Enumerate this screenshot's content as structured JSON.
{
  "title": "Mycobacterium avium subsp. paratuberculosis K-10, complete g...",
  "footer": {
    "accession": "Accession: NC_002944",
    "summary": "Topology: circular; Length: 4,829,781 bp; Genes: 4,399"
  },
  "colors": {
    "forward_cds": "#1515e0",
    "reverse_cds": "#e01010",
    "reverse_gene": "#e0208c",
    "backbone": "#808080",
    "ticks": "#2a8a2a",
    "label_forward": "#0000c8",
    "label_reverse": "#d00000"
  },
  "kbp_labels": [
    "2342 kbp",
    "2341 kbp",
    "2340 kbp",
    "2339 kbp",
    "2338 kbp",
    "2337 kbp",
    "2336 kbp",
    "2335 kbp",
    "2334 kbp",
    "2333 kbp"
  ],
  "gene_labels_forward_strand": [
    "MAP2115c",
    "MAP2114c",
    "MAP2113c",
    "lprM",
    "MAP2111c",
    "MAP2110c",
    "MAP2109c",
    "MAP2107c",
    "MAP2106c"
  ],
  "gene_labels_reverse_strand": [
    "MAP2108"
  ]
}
___
* [Activity]
I'd like every record written out exactly as given.

* [Exercise response]
Enumerate this screenshot's content as structured JSON.
{
  "title": "Mycobacterium avium subsp. paratuberculosis K-10, complete g...",
  "footer": {
    "accession": "Accession: NC_002944",
    "summary": "Topology: circular; Length: 4,829,781 bp; Genes: 4,399"
  },
  "colors": {
    "forward_cds": "#1515e0",
    "reverse_cds": "#e01010",
    "reverse_gene": "#e0208c",
    "backbone": "#808080",
    "ticks": "#2a8a2a",
    "label_forward": "#0000c8",
    "label_reverse": "#d00000"
  },
  "kbp_labels": [
    "2342 kbp",
    "2341 kbp",
    "2340 kbp",
    "2339 kbp",
    "2338 kbp",
    "2337 kbp",
    "2336 kbp",
    "2335 kbp",
    "2334 kbp",
    "2333 kbp"
  ],
  "gene_labels_forward_strand": [
    "MAP2115c",
    "MAP2114c",
    "MAP2113c",
    "lprM",
    "MAP2111c",
    "MAP2110c",
    "MAP2109c",
    "MAP2107c",
    "MAP2106c"
  ],
  "gene_labels_reverse_strand": [
    "MAP2108"
  ]
}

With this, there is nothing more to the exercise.